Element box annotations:
((
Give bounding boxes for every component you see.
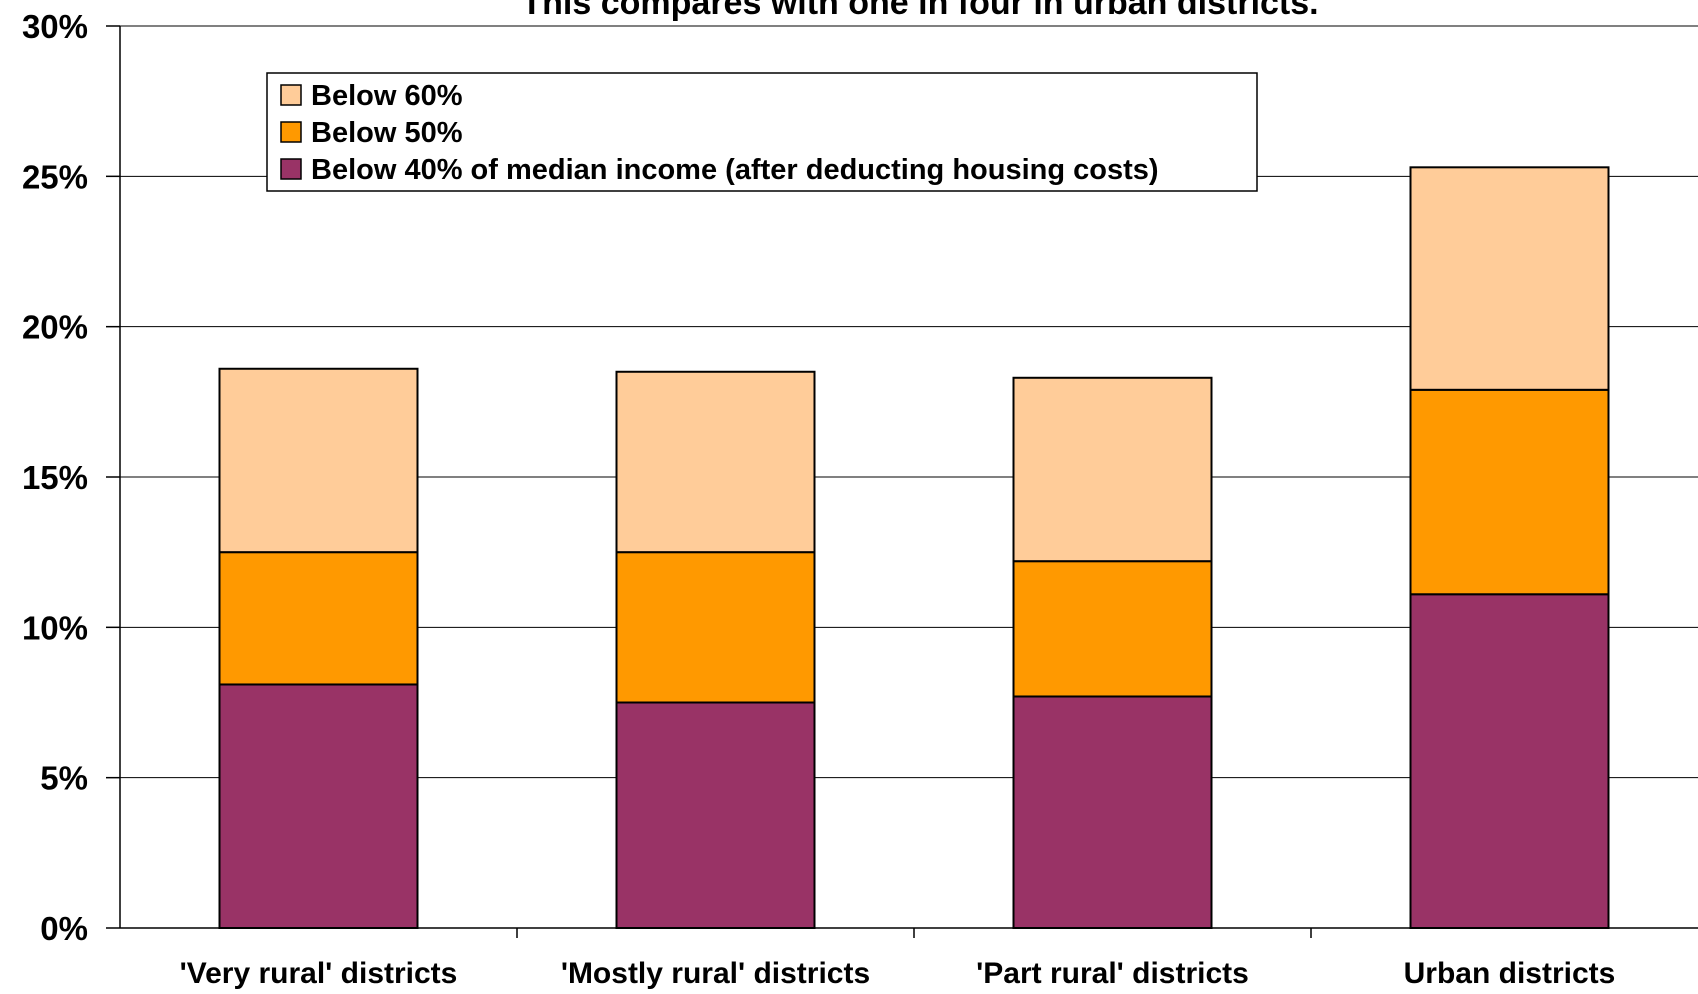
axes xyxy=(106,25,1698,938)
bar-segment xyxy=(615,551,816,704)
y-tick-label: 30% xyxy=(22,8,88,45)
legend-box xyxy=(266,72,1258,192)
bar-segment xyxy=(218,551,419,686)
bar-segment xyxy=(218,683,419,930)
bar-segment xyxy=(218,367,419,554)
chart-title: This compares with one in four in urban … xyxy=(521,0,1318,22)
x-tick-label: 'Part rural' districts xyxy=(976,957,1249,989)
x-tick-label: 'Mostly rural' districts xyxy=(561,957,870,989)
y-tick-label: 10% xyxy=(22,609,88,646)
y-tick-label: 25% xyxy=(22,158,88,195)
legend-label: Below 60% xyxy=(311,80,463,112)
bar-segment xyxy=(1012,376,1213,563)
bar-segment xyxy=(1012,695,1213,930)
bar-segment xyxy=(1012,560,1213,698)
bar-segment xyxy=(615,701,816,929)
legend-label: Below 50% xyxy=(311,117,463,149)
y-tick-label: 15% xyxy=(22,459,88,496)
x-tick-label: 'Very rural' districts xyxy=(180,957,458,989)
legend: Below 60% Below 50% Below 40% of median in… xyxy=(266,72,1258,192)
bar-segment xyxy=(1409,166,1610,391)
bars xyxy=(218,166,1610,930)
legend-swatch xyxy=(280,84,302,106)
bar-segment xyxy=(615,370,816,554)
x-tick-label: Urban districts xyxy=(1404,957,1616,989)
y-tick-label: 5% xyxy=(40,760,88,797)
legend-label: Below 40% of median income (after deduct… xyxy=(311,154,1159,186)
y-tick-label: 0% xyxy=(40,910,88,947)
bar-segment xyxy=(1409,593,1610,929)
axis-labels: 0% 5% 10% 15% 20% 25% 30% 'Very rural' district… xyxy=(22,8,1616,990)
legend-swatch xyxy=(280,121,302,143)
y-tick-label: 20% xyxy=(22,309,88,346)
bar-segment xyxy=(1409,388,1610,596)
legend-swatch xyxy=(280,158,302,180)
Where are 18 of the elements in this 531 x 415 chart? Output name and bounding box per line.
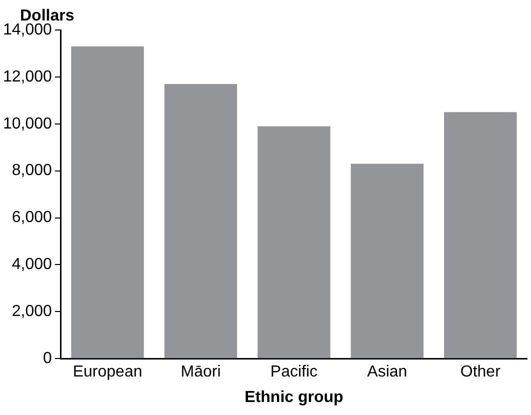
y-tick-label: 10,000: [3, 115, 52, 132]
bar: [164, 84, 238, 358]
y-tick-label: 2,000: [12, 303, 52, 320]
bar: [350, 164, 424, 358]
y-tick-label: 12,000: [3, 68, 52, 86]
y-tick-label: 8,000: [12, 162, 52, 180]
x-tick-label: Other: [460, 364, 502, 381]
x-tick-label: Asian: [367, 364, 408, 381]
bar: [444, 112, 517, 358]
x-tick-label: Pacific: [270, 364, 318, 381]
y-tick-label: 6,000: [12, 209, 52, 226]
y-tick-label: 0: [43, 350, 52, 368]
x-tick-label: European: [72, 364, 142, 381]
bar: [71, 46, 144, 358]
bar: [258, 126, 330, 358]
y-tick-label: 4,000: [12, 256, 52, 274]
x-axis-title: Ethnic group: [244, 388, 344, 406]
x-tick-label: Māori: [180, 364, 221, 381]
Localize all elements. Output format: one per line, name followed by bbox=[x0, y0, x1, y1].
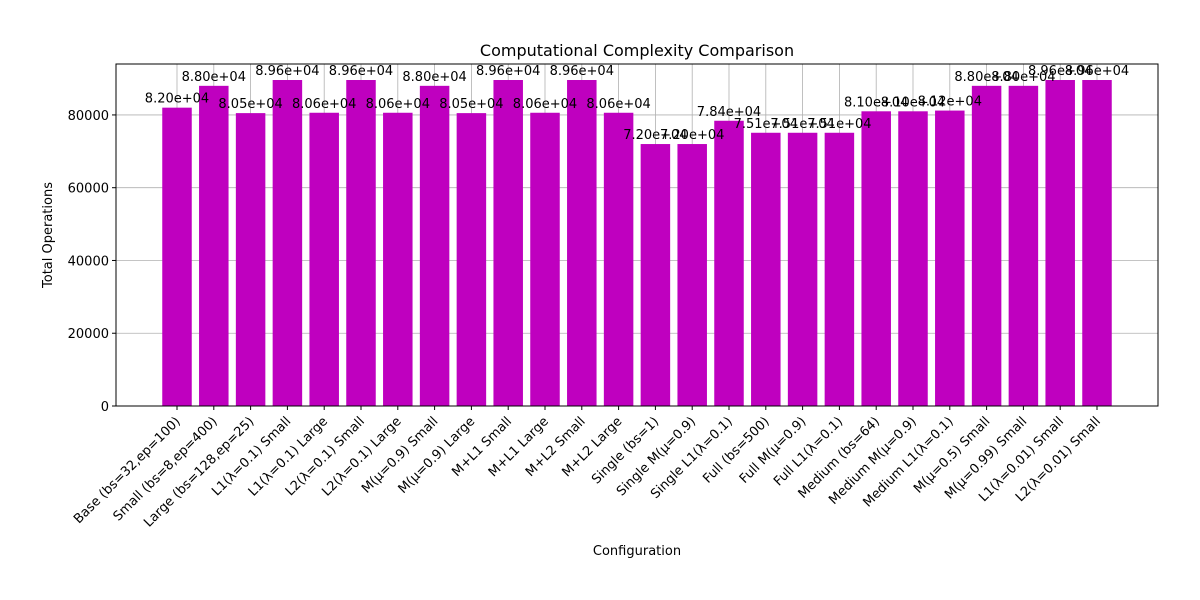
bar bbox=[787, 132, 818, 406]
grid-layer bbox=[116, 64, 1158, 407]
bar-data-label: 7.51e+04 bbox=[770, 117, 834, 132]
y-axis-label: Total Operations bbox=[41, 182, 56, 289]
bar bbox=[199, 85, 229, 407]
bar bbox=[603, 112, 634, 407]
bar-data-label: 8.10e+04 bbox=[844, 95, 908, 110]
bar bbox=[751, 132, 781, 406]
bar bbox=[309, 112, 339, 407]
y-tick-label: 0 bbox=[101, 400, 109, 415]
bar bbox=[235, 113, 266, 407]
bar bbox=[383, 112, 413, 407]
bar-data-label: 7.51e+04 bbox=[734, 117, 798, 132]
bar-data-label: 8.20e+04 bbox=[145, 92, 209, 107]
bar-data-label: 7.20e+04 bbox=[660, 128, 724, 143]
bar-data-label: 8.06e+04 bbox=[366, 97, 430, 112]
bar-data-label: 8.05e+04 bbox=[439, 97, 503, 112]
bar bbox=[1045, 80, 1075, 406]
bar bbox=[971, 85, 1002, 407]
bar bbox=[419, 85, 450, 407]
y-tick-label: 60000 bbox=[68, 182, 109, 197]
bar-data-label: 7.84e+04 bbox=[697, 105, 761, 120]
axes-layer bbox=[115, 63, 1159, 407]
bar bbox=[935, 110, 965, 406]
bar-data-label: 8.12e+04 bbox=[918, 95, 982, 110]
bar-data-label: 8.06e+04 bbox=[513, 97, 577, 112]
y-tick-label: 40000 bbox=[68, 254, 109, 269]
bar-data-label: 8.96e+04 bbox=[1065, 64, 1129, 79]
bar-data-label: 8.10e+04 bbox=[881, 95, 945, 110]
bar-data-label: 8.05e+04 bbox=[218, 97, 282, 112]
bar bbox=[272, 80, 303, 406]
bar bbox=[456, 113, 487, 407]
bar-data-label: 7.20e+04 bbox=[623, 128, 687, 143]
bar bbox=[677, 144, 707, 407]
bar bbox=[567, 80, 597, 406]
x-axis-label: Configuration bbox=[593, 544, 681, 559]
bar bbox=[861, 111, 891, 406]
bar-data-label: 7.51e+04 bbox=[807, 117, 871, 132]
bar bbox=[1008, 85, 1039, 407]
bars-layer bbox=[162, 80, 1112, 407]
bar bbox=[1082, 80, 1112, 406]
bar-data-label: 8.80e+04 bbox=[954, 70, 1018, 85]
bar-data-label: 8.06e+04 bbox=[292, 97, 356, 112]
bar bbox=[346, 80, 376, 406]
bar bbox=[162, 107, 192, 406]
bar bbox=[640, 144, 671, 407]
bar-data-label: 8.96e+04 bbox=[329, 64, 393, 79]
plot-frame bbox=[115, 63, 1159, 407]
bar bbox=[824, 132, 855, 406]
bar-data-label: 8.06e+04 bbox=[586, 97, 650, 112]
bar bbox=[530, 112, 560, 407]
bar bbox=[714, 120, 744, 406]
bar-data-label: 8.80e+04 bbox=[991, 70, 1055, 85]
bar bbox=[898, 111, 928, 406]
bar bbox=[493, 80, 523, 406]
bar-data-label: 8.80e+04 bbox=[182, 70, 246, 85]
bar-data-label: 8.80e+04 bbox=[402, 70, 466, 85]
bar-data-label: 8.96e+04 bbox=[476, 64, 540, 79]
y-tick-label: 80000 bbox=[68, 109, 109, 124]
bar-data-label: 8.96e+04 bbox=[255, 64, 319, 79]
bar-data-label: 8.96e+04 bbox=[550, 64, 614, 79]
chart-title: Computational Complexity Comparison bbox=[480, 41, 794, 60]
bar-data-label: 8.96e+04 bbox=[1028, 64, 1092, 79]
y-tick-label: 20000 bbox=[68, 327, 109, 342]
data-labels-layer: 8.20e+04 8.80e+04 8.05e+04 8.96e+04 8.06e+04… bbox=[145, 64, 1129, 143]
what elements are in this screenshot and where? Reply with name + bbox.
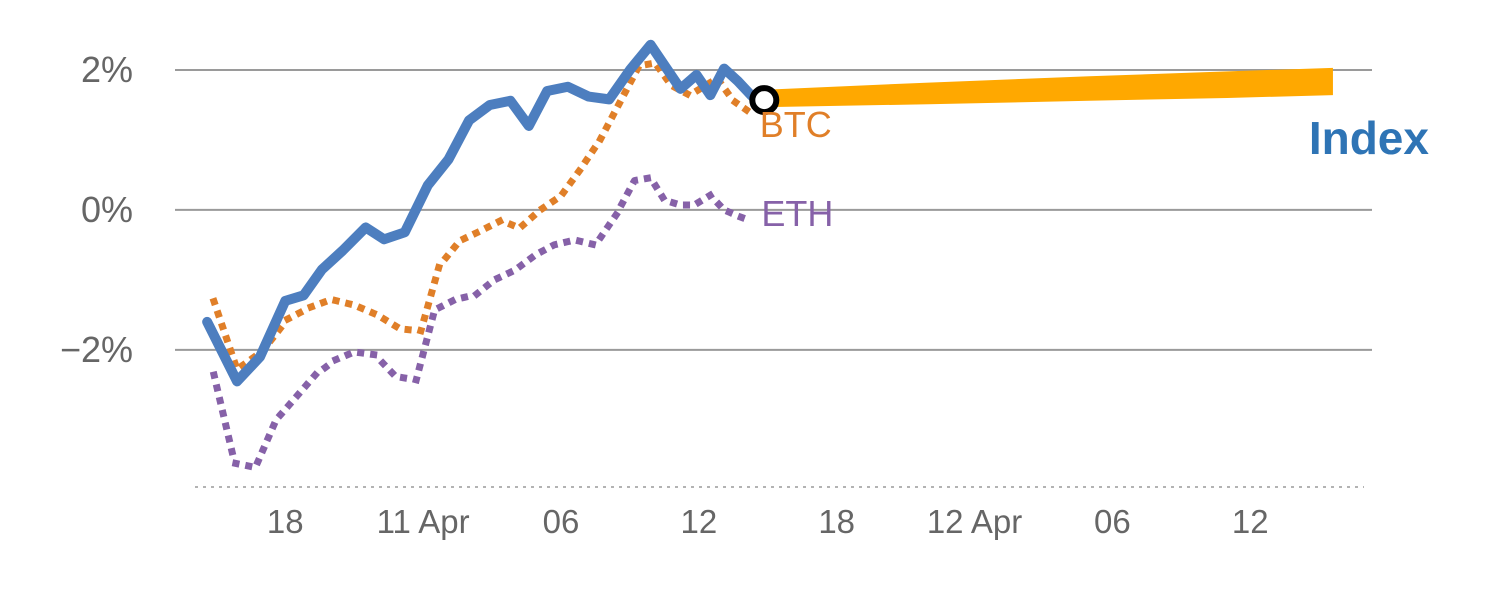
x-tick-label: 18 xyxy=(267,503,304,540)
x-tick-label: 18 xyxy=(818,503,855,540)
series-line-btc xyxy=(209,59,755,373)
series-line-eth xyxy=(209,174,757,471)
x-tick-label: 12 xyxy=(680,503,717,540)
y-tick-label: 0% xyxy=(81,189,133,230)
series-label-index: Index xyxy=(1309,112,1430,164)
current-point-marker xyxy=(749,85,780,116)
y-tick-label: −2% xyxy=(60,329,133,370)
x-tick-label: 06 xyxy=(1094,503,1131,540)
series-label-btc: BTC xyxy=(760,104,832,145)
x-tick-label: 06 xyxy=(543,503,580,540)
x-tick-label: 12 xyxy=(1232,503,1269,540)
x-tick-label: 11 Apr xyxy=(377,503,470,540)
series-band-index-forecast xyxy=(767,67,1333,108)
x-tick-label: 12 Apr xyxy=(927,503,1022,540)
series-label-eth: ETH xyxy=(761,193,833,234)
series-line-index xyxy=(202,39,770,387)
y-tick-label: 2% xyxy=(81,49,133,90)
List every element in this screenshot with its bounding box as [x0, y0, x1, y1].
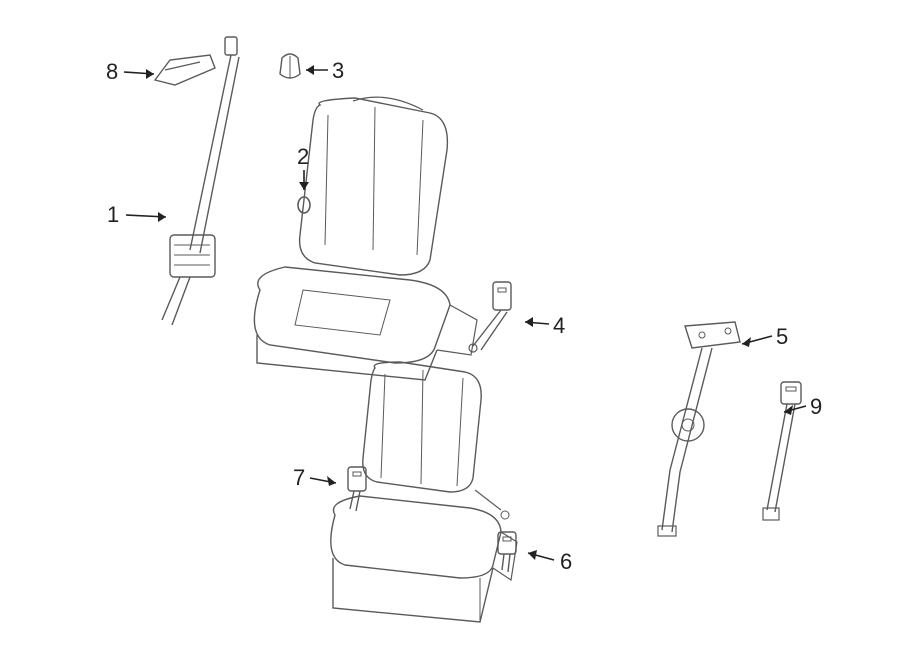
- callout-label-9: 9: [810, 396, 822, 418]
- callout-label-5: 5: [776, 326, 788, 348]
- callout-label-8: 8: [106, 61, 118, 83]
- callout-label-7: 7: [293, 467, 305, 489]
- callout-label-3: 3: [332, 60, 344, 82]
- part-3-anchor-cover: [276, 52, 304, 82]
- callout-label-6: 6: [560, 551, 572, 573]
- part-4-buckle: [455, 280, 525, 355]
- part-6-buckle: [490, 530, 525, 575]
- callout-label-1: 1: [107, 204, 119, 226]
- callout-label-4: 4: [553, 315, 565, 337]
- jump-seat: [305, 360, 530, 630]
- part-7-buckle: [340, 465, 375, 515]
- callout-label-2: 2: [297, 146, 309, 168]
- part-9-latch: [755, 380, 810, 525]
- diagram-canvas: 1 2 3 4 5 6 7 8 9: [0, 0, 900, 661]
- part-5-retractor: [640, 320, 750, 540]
))
■ REQUIRED TASK: Repeat the lines of the data above exactly, starting at the line that contains "x-tick-label: 18 xyxy=(267,503,304,540)" and ending at the line that contains "series-label-index: Index xyxy=(1309,112,1430,164)", with both of those lines included.

■ WRITTEN RESPONSE:
x-tick-label: 18 xyxy=(267,503,304,540)
x-tick-label: 18 xyxy=(818,503,855,540)
series-line-btc xyxy=(209,59,755,373)
series-line-eth xyxy=(209,174,757,471)
x-tick-label: 12 xyxy=(680,503,717,540)
y-tick-label: 0% xyxy=(81,189,133,230)
series-label-index: Index xyxy=(1309,112,1430,164)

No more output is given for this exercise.